What needs to be done: Retype the listing below character for character, from its first line up to and including the line that contains "- app-title: 红行长征: [36, 169, 149, 202]".

## BEGIN

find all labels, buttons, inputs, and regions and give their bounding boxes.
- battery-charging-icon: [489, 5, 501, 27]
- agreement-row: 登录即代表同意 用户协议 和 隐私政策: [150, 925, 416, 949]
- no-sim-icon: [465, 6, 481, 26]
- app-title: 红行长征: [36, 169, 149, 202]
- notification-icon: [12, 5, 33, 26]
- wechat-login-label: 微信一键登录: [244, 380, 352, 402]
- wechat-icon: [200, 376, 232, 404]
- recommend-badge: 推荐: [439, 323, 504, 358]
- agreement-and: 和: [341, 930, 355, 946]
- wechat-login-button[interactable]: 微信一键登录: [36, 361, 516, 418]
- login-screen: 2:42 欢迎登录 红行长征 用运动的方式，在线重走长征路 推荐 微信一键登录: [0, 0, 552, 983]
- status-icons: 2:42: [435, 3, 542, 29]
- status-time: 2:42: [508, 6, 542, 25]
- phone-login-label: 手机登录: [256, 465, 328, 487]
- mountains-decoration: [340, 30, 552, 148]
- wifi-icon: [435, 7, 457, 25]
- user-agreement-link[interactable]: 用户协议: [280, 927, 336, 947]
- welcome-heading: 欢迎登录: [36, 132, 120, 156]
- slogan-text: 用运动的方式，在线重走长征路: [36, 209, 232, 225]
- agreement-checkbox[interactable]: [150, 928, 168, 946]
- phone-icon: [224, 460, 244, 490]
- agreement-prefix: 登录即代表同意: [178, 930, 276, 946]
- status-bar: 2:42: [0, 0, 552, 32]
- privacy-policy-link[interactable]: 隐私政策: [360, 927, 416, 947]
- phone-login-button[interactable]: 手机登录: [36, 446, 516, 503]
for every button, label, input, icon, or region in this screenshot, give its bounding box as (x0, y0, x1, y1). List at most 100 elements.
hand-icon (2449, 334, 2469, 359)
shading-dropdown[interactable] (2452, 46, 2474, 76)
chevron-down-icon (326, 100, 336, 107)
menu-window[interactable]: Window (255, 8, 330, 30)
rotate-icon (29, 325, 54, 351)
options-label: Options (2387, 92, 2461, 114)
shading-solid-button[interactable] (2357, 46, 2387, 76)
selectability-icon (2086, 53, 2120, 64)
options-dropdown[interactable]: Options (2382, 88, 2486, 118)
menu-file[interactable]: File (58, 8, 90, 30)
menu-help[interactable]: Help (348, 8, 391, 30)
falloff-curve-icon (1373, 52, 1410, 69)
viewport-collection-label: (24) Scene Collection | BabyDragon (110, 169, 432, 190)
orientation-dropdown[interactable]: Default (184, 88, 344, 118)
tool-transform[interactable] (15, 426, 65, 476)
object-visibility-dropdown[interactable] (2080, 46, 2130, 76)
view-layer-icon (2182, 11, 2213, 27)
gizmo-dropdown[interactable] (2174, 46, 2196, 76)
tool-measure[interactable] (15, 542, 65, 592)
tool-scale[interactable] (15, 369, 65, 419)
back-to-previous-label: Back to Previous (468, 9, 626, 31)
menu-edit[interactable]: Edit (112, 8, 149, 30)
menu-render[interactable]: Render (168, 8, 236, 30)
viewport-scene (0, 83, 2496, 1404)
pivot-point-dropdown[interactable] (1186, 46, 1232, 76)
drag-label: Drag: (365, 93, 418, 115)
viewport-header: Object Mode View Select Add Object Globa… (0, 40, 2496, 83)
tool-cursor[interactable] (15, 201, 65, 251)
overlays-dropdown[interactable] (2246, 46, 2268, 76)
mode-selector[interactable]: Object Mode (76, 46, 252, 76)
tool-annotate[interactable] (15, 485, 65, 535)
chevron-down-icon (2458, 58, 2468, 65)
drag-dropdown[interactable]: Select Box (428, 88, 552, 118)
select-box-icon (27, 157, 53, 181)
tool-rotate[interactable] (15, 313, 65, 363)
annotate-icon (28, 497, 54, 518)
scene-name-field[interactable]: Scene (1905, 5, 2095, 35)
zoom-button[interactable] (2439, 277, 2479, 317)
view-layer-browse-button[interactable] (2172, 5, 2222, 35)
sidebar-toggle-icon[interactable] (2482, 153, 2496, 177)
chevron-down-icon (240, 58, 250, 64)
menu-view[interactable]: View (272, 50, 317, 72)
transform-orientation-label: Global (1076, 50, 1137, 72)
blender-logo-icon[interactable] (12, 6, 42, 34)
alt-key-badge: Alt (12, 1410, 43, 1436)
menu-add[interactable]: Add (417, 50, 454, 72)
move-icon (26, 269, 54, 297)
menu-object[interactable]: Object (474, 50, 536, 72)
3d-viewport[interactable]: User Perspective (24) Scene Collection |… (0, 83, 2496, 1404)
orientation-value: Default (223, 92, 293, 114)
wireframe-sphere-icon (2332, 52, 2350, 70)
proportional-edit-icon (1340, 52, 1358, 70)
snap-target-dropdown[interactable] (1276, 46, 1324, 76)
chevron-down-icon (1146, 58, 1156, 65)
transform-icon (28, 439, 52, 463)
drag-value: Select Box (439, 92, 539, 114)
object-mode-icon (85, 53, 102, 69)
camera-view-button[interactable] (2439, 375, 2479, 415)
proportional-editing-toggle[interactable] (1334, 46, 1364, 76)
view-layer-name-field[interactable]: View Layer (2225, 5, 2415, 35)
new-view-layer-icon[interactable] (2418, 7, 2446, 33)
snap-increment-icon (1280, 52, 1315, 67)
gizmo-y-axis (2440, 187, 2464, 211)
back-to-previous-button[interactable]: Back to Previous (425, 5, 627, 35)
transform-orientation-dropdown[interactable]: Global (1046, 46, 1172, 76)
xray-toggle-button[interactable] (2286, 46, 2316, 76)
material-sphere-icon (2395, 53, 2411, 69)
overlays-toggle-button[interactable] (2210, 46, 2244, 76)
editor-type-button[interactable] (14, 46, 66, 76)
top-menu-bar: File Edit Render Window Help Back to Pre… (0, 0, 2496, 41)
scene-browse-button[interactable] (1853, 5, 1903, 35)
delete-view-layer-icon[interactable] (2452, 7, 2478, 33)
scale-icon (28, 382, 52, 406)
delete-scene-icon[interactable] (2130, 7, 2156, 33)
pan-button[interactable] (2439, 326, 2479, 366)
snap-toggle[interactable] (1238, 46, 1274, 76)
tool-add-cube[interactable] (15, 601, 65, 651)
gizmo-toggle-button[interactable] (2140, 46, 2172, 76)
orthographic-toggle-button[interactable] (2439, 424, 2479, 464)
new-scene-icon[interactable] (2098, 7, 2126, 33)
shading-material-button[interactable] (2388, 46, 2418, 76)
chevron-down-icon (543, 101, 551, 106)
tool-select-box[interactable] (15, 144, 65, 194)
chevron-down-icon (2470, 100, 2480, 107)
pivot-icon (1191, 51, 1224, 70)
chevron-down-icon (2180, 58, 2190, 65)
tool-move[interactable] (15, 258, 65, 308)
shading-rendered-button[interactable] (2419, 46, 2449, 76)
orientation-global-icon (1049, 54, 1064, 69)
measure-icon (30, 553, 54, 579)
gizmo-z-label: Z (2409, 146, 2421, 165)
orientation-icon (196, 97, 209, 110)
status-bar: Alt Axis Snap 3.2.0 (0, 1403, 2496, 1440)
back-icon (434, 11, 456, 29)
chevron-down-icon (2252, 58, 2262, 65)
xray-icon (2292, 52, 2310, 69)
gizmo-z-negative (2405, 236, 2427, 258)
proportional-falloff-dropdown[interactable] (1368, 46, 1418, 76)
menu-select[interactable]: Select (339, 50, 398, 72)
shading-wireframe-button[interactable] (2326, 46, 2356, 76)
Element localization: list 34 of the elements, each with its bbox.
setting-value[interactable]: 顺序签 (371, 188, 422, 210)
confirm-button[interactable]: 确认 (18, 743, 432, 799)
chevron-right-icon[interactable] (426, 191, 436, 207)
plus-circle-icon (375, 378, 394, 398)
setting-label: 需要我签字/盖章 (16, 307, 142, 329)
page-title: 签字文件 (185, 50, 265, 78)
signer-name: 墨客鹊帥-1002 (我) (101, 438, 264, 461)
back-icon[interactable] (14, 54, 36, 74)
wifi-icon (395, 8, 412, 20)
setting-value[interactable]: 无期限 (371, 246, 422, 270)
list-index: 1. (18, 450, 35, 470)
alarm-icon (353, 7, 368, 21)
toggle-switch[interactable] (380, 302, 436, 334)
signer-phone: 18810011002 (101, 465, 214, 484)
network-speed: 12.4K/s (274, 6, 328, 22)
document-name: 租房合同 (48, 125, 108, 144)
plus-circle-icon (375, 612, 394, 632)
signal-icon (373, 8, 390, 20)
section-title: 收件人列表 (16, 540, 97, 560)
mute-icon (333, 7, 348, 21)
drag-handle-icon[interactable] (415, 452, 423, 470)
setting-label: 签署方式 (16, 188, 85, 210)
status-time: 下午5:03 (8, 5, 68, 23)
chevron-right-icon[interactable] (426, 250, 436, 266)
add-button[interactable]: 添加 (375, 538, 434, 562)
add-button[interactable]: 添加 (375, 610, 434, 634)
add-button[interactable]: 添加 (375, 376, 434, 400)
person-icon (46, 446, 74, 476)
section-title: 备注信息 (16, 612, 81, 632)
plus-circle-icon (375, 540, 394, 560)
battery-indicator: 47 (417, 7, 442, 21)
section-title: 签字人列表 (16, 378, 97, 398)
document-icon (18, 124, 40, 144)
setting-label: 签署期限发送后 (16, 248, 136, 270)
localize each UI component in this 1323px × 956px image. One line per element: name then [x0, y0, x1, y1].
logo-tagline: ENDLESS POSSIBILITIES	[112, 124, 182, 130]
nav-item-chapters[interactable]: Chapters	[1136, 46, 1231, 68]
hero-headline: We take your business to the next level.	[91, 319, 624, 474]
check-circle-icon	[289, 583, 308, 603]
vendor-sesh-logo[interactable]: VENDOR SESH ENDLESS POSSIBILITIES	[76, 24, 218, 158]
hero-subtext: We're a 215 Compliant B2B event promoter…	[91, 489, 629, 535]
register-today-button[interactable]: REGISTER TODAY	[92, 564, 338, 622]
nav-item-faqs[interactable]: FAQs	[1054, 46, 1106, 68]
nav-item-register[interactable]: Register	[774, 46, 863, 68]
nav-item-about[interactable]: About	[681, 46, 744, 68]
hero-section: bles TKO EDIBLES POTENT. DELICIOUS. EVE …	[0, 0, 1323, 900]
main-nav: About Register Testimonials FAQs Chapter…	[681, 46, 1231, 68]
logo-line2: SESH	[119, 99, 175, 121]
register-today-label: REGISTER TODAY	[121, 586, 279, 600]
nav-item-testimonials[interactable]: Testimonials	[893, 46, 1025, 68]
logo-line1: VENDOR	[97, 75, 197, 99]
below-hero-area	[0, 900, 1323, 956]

## END

The solution:
find all labels, buttons, inputs, and regions and give their bounding boxes.
- battery-charging-icon: [489, 5, 501, 27]
- agreement-row: 登录即代表同意 用户协议 和 隐私政策: [150, 925, 416, 949]
- no-sim-icon: [465, 6, 481, 26]
- app-title: 红行长征: [36, 169, 149, 202]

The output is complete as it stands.